***** Data provided *****

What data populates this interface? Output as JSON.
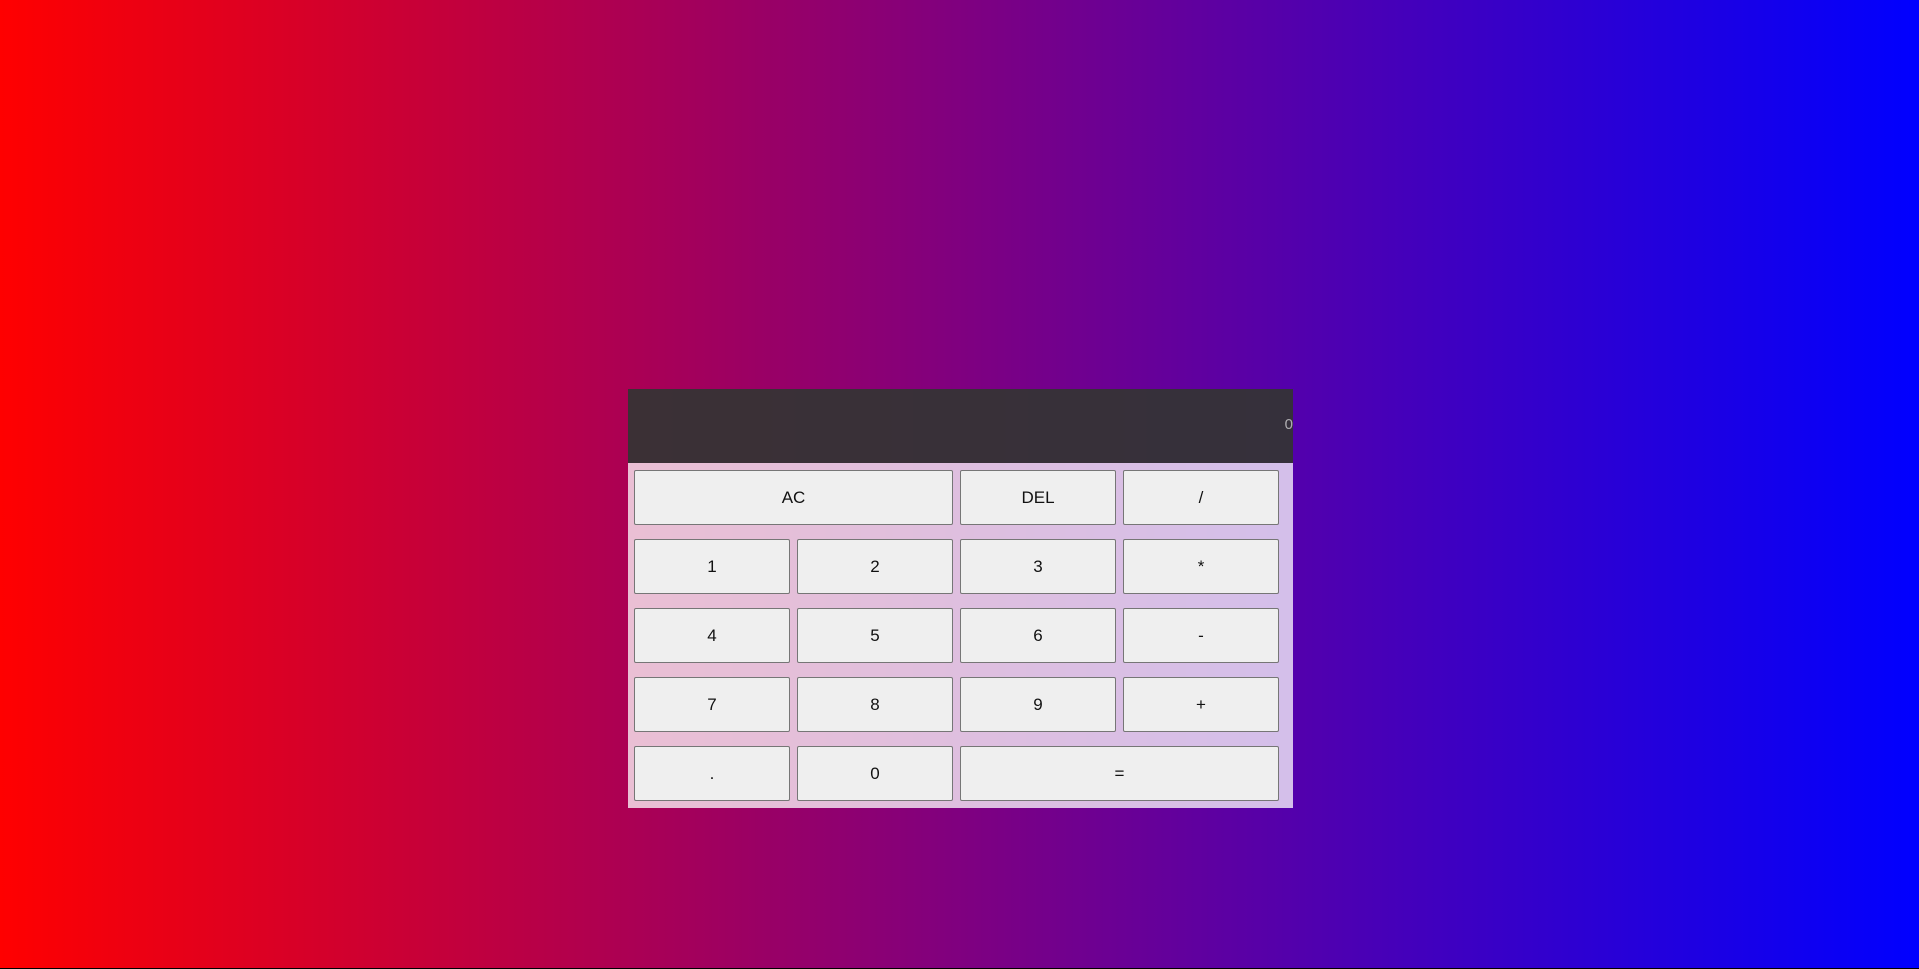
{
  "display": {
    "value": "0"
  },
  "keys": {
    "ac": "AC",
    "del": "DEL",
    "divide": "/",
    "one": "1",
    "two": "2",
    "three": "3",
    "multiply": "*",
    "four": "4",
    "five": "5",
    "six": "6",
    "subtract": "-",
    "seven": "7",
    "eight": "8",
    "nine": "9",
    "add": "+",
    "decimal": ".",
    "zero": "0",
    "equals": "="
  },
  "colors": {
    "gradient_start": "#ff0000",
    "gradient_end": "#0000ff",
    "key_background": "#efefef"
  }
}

*****

● **Set exercise**: Skip the pictures, then retype every line above exactly.

● **Task answer**:
What data populates this interface? Output as JSON.
{
  "display": {
    "value": "0"
  },
  "keys": {
    "ac": "AC",
    "del": "DEL",
    "divide": "/",
    "one": "1",
    "two": "2",
    "three": "3",
    "multiply": "*",
    "four": "4",
    "five": "5",
    "six": "6",
    "subtract": "-",
    "seven": "7",
    "eight": "8",
    "nine": "9",
    "add": "+",
    "decimal": ".",
    "zero": "0",
    "equals": "="
  },
  "colors": {
    "gradient_start": "#ff0000",
    "gradient_end": "#0000ff",
    "key_background": "#efefef"
  }
}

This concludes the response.